# Task statement:
Extract the complete data exactly as given.

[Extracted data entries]

=======

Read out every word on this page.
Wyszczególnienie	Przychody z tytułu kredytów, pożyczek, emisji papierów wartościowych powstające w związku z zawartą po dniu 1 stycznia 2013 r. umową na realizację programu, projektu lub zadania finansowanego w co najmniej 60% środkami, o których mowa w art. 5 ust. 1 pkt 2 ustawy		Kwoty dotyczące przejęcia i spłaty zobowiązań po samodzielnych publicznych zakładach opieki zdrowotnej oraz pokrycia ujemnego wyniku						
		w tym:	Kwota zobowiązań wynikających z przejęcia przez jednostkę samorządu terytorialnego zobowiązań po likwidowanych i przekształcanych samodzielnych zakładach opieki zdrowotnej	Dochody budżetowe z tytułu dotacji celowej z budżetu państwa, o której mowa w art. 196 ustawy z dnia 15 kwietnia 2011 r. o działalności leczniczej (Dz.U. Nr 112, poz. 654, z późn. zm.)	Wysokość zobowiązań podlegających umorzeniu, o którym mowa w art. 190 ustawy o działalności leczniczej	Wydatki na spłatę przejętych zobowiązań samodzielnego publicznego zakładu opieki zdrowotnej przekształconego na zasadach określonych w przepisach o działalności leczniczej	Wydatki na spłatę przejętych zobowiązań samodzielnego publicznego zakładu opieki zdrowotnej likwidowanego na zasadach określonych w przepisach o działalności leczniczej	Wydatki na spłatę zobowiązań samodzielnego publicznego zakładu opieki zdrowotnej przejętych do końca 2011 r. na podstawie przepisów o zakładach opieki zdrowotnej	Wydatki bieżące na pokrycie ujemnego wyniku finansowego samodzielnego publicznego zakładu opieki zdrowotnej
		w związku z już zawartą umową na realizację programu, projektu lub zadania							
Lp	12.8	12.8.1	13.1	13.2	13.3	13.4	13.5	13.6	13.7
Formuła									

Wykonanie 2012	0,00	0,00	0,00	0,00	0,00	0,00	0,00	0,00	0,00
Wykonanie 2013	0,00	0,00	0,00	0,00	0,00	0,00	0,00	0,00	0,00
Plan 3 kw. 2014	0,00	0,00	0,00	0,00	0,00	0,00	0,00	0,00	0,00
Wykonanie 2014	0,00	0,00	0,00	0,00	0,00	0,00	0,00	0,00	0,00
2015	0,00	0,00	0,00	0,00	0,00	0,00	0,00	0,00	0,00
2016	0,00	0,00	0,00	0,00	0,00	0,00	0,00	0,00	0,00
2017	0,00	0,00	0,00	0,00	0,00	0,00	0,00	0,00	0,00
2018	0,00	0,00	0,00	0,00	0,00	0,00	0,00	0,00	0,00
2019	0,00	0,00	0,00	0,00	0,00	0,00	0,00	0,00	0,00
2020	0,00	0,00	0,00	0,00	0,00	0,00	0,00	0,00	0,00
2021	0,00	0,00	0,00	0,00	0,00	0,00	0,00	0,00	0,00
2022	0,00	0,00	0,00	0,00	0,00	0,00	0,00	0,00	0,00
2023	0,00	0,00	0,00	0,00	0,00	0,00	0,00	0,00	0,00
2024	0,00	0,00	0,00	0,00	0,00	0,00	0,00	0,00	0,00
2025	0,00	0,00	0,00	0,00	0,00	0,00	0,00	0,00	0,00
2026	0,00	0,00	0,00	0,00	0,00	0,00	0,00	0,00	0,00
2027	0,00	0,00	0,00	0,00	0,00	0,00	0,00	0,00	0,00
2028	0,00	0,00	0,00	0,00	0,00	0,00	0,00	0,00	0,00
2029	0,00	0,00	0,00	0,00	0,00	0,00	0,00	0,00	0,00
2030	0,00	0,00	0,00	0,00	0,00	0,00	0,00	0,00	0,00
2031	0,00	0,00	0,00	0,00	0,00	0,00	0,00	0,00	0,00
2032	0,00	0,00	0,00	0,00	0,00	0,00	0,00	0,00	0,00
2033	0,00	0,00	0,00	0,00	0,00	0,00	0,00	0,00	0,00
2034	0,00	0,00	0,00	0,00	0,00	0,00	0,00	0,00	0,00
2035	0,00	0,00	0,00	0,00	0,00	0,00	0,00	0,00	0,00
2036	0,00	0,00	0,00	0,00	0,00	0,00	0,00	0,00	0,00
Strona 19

=======

# Answer for the task:
Read out every word on this page.
Wyszczególnienie	Przychody z tytułu kredytów, pożyczek, emisji papierów wartościowych powstające w związku z zawartą po dniu 1 stycznia 2013 r. umową na realizację programu, projektu lub zadania finansowanego w co najmniej 60% środkami, o których mowa w art. 5 ust. 1 pkt 2 ustawy		Kwoty dotyczące przejęcia i spłaty zobowiązań po samodzielnych publicznych zakładach opieki zdrowotnej oraz pokrycia ujemnego wyniku						
		w tym:	Kwota zobowiązań wynikających z przejęcia przez jednostkę samorządu terytorialnego zobowiązań po likwidowanych i przekształcanych samodzielnych zakładach opieki zdrowotnej	Dochody budżetowe z tytułu dotacji celowej z budżetu państwa, o której mowa w art. 196 ustawy z dnia 15 kwietnia 2011 r. o działalności leczniczej (Dz.U. Nr 112, poz. 654, z późn. zm.)	Wysokość zobowiązań podlegających umorzeniu, o którym mowa w art. 190 ustawy o działalności leczniczej	Wydatki na spłatę przejętych zobowiązań samodzielnego publicznego zakładu opieki zdrowotnej przekształconego na zasadach określonych w przepisach o działalności leczniczej	Wydatki na spłatę przejętych zobowiązań samodzielnego publicznego zakładu opieki zdrowotnej likwidowanego na zasadach określonych w przepisach o działalności leczniczej	Wydatki na spłatę zobowiązań samodzielnego publicznego zakładu opieki zdrowotnej przejętych do końca 2011 r. na podstawie przepisów o zakładach opieki zdrowotnej	Wydatki bieżące na pokrycie ujemnego wyniku finansowego samodzielnego publicznego zakładu opieki zdrowotnej
		w związku z już zawartą umową na realizację programu, projektu lub zadania							
Lp	12.8	12.8.1	13.1	13.2	13.3	13.4	13.5	13.6	13.7
Formuła									

Wykonanie 2012	0,00	0,00	0,00	0,00	0,00	0,00	0,00	0,00	0,00
Wykonanie 2013	0,00	0,00	0,00	0,00	0,00	0,00	0,00	0,00	0,00
Plan 3 kw. 2014	0,00	0,00	0,00	0,00	0,00	0,00	0,00	0,00	0,00
Wykonanie 2014	0,00	0,00	0,00	0,00	0,00	0,00	0,00	0,00	0,00
2015	0,00	0,00	0,00	0,00	0,00	0,00	0,00	0,00	0,00
2016	0,00	0,00	0,00	0,00	0,00	0,00	0,00	0,00	0,00
2017	0,00	0,00	0,00	0,00	0,00	0,00	0,00	0,00	0,00
2018	0,00	0,00	0,00	0,00	0,00	0,00	0,00	0,00	0,00
2019	0,00	0,00	0,00	0,00	0,00	0,00	0,00	0,00	0,00
2020	0,00	0,00	0,00	0,00	0,00	0,00	0,00	0,00	0,00
2021	0,00	0,00	0,00	0,00	0,00	0,00	0,00	0,00	0,00
2022	0,00	0,00	0,00	0,00	0,00	0,00	0,00	0,00	0,00
2023	0,00	0,00	0,00	0,00	0,00	0,00	0,00	0,00	0,00
2024	0,00	0,00	0,00	0,00	0,00	0,00	0,00	0,00	0,00
2025	0,00	0,00	0,00	0,00	0,00	0,00	0,00	0,00	0,00
2026	0,00	0,00	0,00	0,00	0,00	0,00	0,00	0,00	0,00
2027	0,00	0,00	0,00	0,00	0,00	0,00	0,00	0,00	0,00
2028	0,00	0,00	0,00	0,00	0,00	0,00	0,00	0,00	0,00
2029	0,00	0,00	0,00	0,00	0,00	0,00	0,00	0,00	0,00
2030	0,00	0,00	0,00	0,00	0,00	0,00	0,00	0,00	0,00
2031	0,00	0,00	0,00	0,00	0,00	0,00	0,00	0,00	0,00
2032	0,00	0,00	0,00	0,00	0,00	0,00	0,00	0,00	0,00
2033	0,00	0,00	0,00	0,00	0,00	0,00	0,00	0,00	0,00
2034	0,00	0,00	0,00	0,00	0,00	0,00	0,00	0,00	0,00
2035	0,00	0,00	0,00	0,00	0,00	0,00	0,00	0,00	0,00
2036	0,00	0,00	0,00	0,00	0,00	0,00	0,00	0,00	0,00
Strona 19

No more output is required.